> _STATED PROBLEM_
Copy the entries below exactly. Images do not belong in the copy.

— START OF RECORDS FOR THIS EXERCISE —

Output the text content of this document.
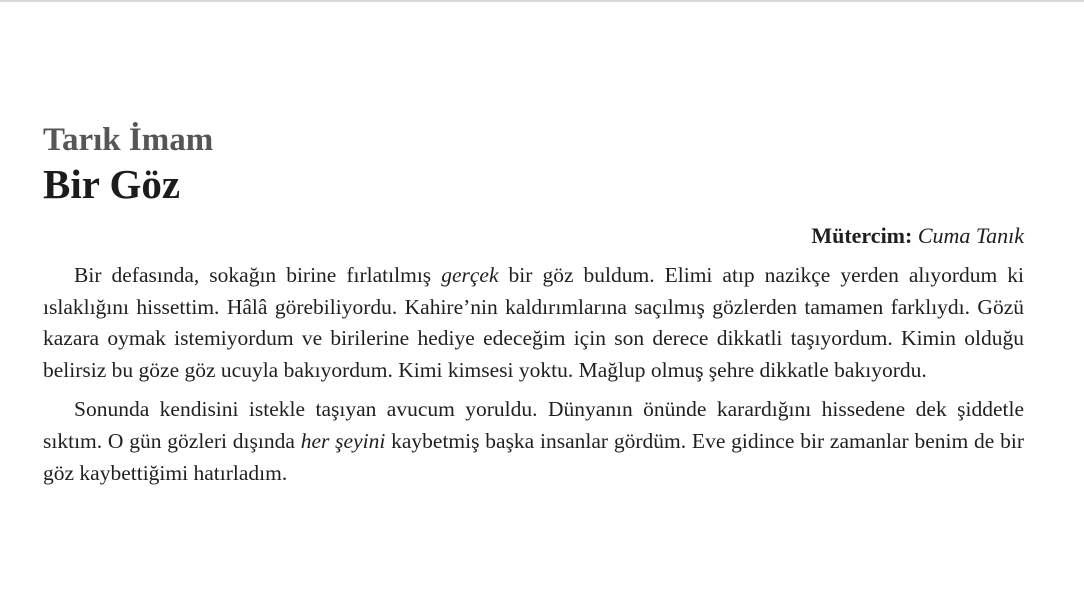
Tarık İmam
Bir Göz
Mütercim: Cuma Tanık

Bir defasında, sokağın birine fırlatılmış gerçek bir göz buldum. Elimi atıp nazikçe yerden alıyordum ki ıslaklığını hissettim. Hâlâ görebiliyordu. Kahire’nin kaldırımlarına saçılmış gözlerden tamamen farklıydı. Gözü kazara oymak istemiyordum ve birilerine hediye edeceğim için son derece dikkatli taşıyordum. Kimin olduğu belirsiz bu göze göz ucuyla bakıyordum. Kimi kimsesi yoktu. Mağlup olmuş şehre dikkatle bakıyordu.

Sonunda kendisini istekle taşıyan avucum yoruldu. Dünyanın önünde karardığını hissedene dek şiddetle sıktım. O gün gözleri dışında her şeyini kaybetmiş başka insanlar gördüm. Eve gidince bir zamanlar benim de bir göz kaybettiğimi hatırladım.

— END OF RECORDS FOR THIS EXERCISE —

> _RESULT OF THIS TASK_
Output the text content of this document.
Tarık İmam
Bir Göz
Mütercim: Cuma Tanık

Bir defasında, sokağın birine fırlatılmış gerçek bir göz buldum. Elimi atıp nazikçe yerden alıyordum ki ıslaklığını hissettim. Hâlâ görebiliyordu. Kahire’nin kaldırımlarına saçılmış gözlerden tamamen farklıydı. Gözü kazara oymak istemiyordum ve birilerine hediye edeceğim için son derece dikkatli taşıyordum. Kimin olduğu belirsiz bu göze göz ucuyla bakıyordum. Kimi kimsesi yoktu. Mağlup olmuş şehre dikkatle bakıyordu.

Sonunda kendisini istekle taşıyan avucum yoruldu. Dünyanın önünde karardığını hissedene dek şiddetle sıktım. O gün gözleri dışında her şeyini kaybetmiş başka insanlar gördüm. Eve gidince bir zamanlar benim de bir göz kaybettiğimi hatırladım.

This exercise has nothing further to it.